Collected data entries –
/---

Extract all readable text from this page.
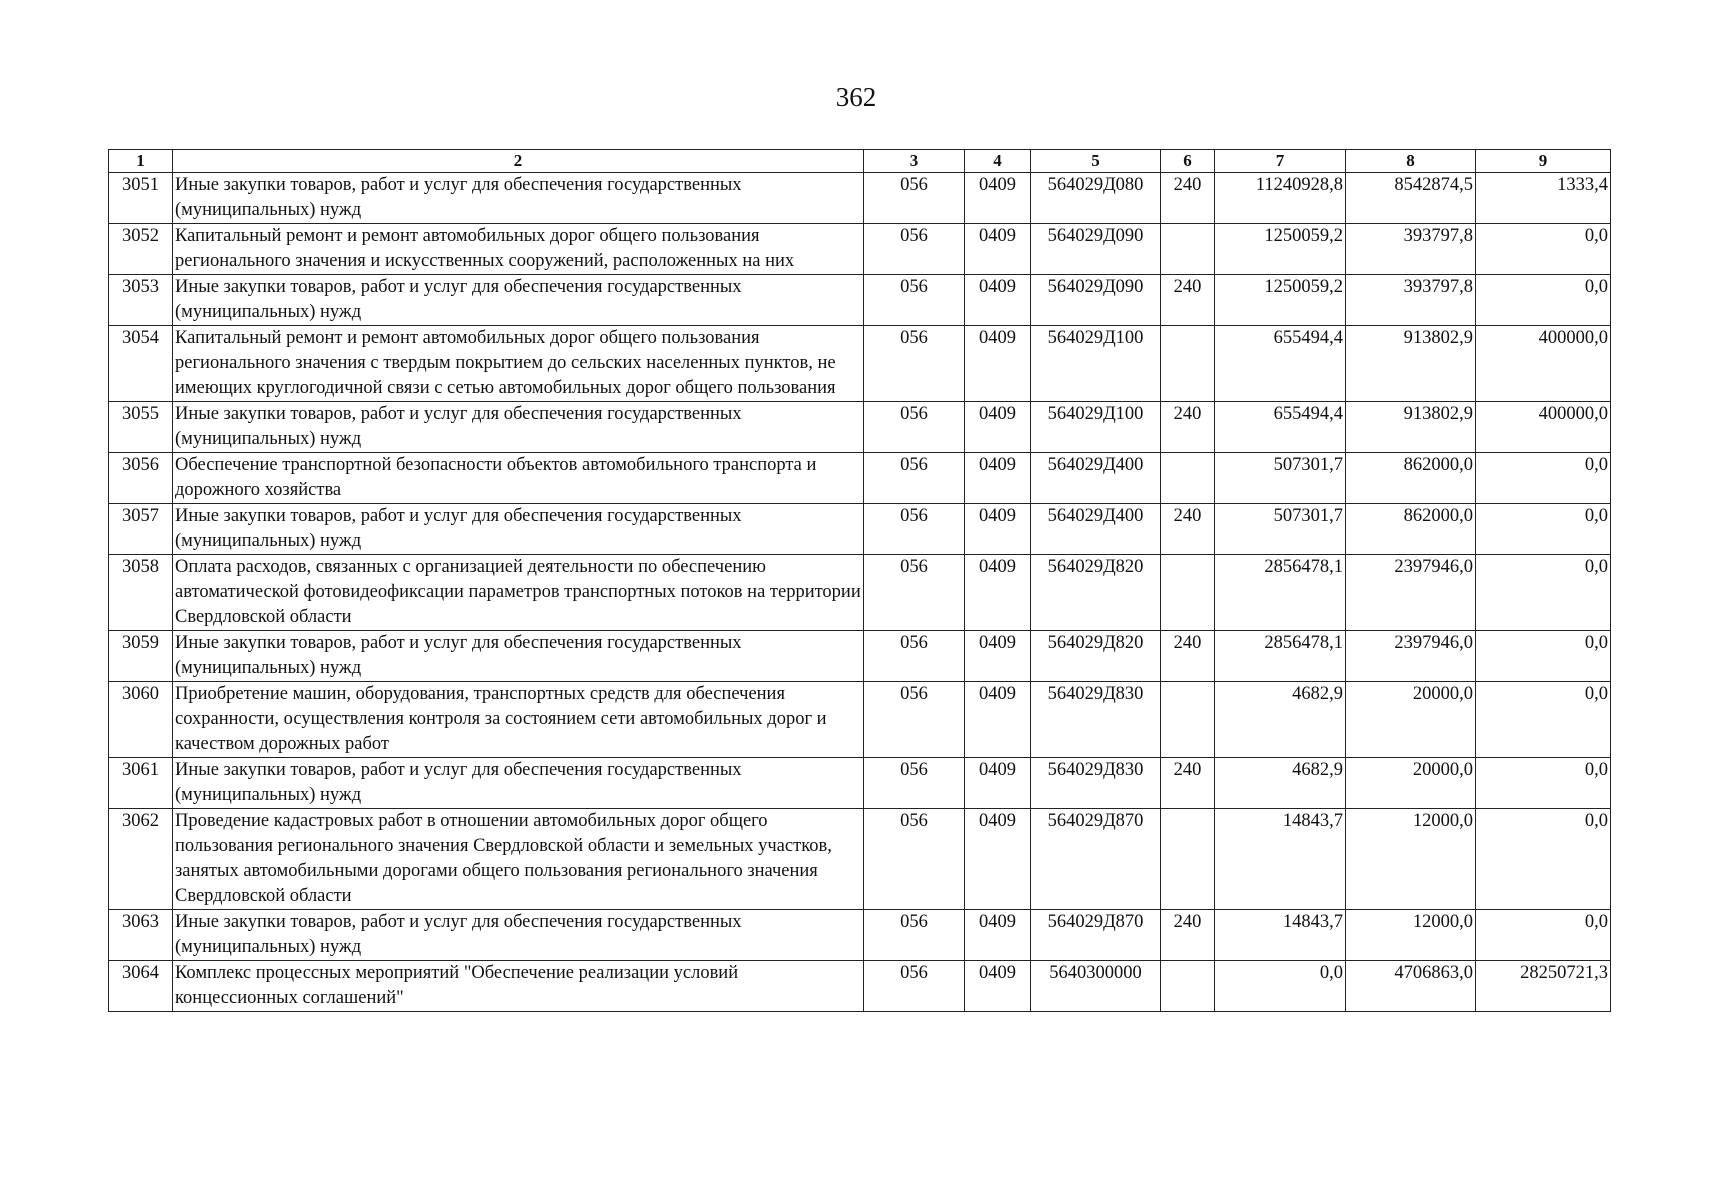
362
1	2	3	4	5	6	7	8	9
3051	Иные закупки товаров, работ и услуг для обеспечения государственных (муниципальных) нужд	056	0409	564029Д080	240	11240928,8	8542874,5	1333,4
3052	Капитальный ремонт и ремонт автомобильных дорог общего пользования регионального значения и искусственных сооружений, расположенных на них	056	0409	564029Д090		1250059,2	393797,8	0,0
3053	Иные закупки товаров, работ и услуг для обеспечения государственных (муниципальных) нужд	056	0409	564029Д090	240	1250059,2	393797,8	0,0
3054	Капитальный ремонт и ремонт автомобильных дорог общего пользования регионального значения с твердым покрытием до сельских населенных пунктов, не имеющих круглогодичной связи с сетью автомобильных дорог общего пользования	056	0409	564029Д100		655494,4	913802,9	400000,0
3055	Иные закупки товаров, работ и услуг для обеспечения государственных (муниципальных) нужд	056	0409	564029Д100	240	655494,4	913802,9	400000,0
3056	Обеспечение транспортной безопасности объектов автомобильного транспорта и дорожного хозяйства	056	0409	564029Д400		507301,7	862000,0	0,0
3057	Иные закупки товаров, работ и услуг для обеспечения государственных (муниципальных) нужд	056	0409	564029Д400	240	507301,7	862000,0	0,0
3058	Оплата расходов, связанных с организацией деятельности по обеспечению автоматической фотовидеофиксации параметров транспортных потоков на территории Свердловской области	056	0409	564029Д820		2856478,1	2397946,0	0,0
3059	Иные закупки товаров, работ и услуг для обеспечения государственных (муниципальных) нужд	056	0409	564029Д820	240	2856478,1	2397946,0	0,0
3060	Приобретение машин, оборудования, транспортных средств для обеспечения сохранности, осуществления контроля за состоянием сети автомобильных дорог и качеством дорожных работ	056	0409	564029Д830		4682,9	20000,0	0,0
3061	Иные закупки товаров, работ и услуг для обеспечения государственных (муниципальных) нужд	056	0409	564029Д830	240	4682,9	20000,0	0,0
3062	Проведение кадастровых работ в отношении автомобильных дорог общего пользования регионального значения Свердловской области и земельных участков, занятых автомобильными дорогами общего пользования регионального значения Свердловской области	056	0409	564029Д870		14843,7	12000,0	0,0
3063	Иные закупки товаров, работ и услуг для обеспечения государственных (муниципальных) нужд	056	0409	564029Д870	240	14843,7	12000,0	0,0
3064	Комплекс процессных мероприятий "Обеспечение реализации условий концессионных соглашений"	056	0409	5640300000		0,0	4706863,0	28250721,3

\---

Work to do – Which lines contain "Капитальный"? Copy each of them.

Finished answer –
3052	Капитальный ремонт и ремонт автомобильных дорог общего пользования регионального значения и искусственных сооружений, расположенных на них	056	0409	564029Д090		1250059,2	393797,8	0,0
3054	Капитальный ремонт и ремонт автомобильных дорог общего пользования регионального значения с твердым покрытием до сельских населенных пунктов, не имеющих круглогодичной связи с сетью автомобильных дорог общего пользования	056	0409	564029Д100		655494,4	913802,9	400000,0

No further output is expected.